Images of pages and their text
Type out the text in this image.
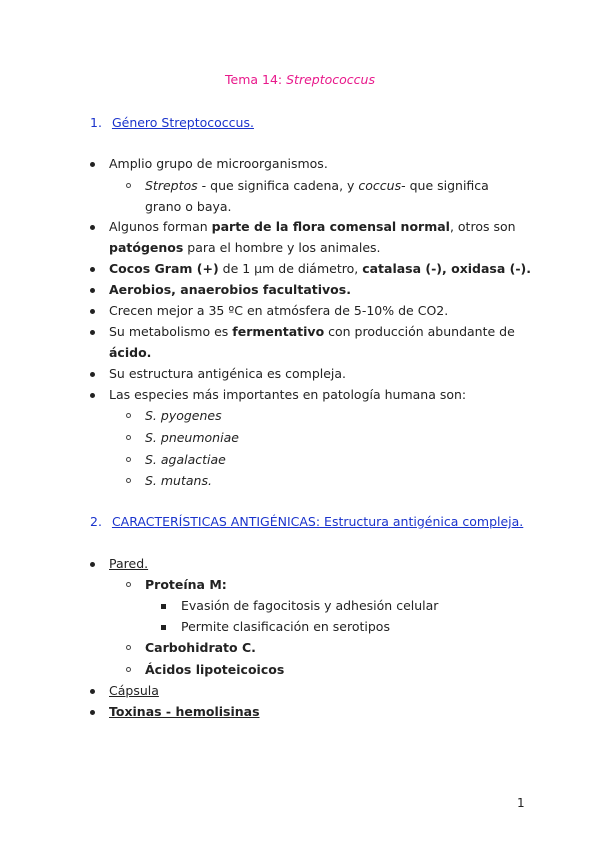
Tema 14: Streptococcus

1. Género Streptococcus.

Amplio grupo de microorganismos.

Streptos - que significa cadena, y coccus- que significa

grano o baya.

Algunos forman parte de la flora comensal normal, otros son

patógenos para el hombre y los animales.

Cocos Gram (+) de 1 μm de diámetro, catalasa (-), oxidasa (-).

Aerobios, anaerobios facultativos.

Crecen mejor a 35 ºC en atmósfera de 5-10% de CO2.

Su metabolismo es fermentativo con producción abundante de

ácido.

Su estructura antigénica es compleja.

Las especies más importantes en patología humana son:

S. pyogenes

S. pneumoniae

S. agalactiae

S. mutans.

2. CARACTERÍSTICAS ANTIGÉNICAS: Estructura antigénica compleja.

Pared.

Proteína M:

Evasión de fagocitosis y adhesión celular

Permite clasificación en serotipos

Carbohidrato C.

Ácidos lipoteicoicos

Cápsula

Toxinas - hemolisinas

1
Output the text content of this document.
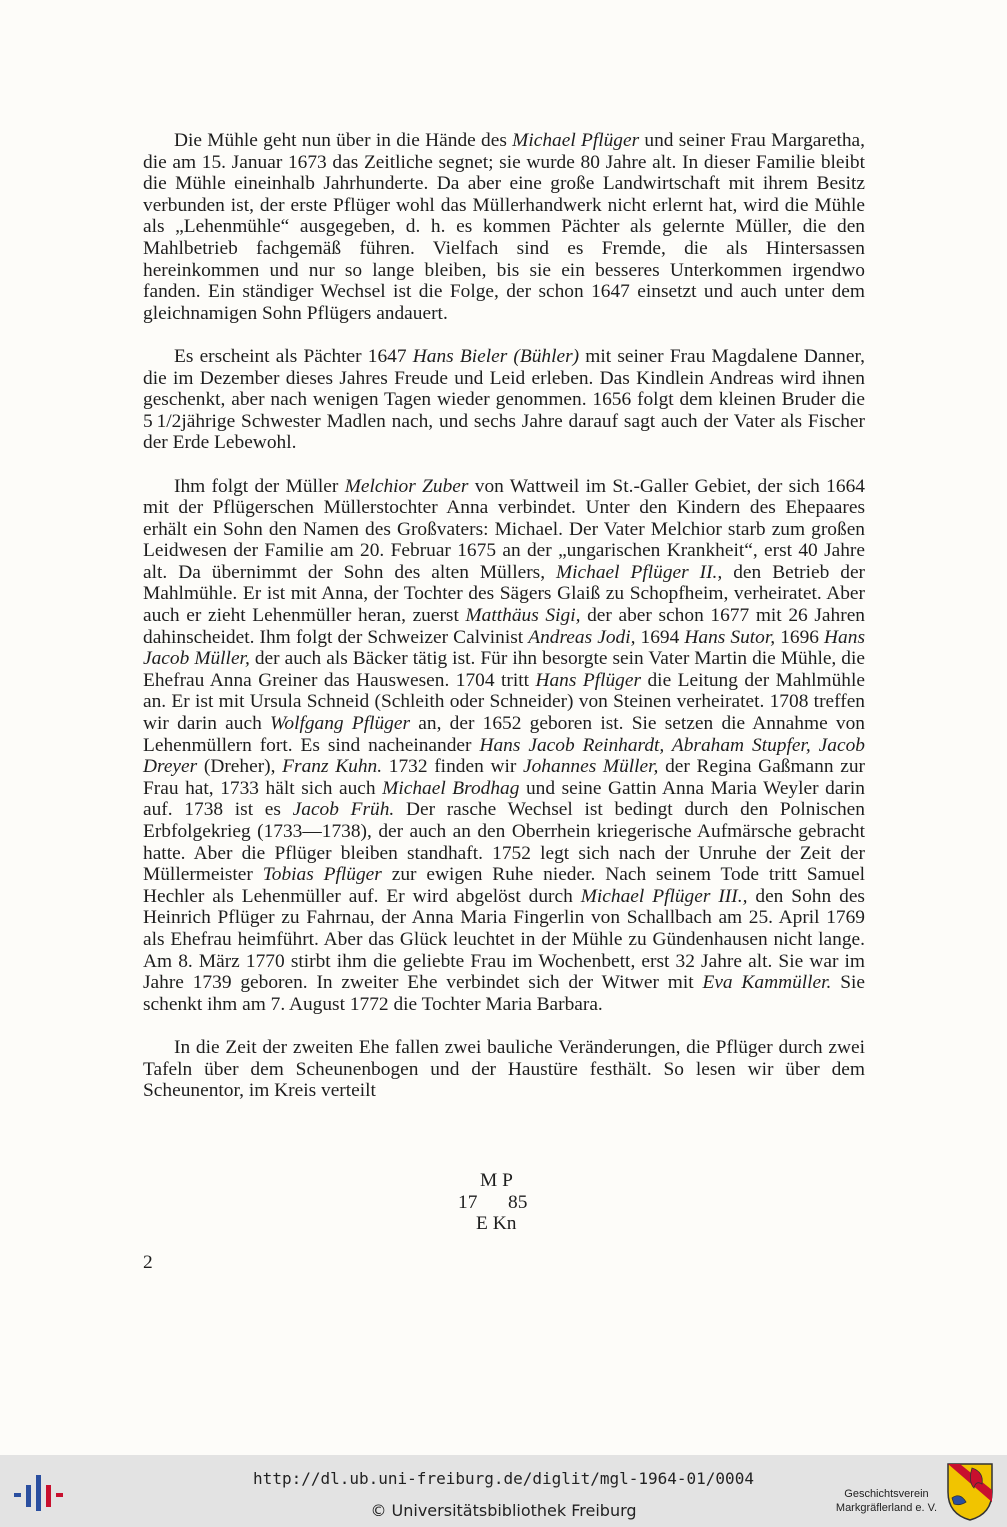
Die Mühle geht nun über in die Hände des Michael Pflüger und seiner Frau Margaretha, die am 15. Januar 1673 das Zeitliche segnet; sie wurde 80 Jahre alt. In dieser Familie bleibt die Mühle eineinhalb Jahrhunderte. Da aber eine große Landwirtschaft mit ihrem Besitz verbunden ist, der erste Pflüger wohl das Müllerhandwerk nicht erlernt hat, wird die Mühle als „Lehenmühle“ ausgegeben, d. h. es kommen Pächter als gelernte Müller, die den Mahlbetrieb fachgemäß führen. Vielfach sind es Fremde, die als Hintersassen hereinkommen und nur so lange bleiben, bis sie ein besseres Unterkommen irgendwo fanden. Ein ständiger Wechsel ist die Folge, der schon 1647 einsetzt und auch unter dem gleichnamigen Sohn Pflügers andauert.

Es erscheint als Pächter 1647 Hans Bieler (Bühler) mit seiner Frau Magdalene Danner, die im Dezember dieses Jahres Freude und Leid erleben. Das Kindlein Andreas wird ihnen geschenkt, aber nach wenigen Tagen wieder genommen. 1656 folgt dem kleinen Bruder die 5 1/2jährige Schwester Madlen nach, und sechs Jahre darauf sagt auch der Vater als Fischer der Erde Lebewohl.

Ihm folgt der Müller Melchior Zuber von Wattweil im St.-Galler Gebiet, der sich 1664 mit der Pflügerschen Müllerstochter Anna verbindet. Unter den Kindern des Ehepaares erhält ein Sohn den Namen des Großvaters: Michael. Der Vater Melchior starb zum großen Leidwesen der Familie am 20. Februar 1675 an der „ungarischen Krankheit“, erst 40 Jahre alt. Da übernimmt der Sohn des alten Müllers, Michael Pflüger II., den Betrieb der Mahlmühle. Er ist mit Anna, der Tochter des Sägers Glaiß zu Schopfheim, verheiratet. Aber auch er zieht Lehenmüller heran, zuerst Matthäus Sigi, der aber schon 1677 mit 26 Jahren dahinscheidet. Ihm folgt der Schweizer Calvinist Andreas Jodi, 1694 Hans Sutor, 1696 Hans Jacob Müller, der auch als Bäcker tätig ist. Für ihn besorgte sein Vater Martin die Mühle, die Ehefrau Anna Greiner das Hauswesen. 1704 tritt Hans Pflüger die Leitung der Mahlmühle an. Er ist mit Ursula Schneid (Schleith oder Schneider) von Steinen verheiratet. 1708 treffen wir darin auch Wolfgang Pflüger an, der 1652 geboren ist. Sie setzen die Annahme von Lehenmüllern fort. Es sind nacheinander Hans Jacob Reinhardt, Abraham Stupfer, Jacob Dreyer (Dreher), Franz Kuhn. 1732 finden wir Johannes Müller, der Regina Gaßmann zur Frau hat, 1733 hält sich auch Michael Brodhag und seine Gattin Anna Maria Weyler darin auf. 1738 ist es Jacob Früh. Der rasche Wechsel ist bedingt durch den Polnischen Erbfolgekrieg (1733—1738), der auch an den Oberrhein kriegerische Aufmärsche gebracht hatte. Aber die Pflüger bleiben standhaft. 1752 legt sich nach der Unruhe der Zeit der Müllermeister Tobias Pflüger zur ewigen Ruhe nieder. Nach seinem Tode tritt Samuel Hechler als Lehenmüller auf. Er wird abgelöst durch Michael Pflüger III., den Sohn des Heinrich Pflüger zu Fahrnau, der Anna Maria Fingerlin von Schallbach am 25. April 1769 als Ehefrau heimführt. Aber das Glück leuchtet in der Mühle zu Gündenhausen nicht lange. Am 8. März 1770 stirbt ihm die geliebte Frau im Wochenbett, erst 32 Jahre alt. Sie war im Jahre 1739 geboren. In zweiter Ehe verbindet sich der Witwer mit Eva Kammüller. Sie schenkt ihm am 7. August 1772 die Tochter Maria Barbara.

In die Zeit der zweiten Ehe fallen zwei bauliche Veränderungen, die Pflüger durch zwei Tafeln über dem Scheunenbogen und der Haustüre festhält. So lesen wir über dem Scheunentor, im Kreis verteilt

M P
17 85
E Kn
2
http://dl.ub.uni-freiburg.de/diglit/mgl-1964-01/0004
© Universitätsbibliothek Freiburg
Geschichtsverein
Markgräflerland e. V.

[Exercise details]
Apply a filter for "Streptococcus" to the data above, then copy each line that matches.

[Reply to the task]
Tema 14: Streptococcus
1. Género Streptococcus.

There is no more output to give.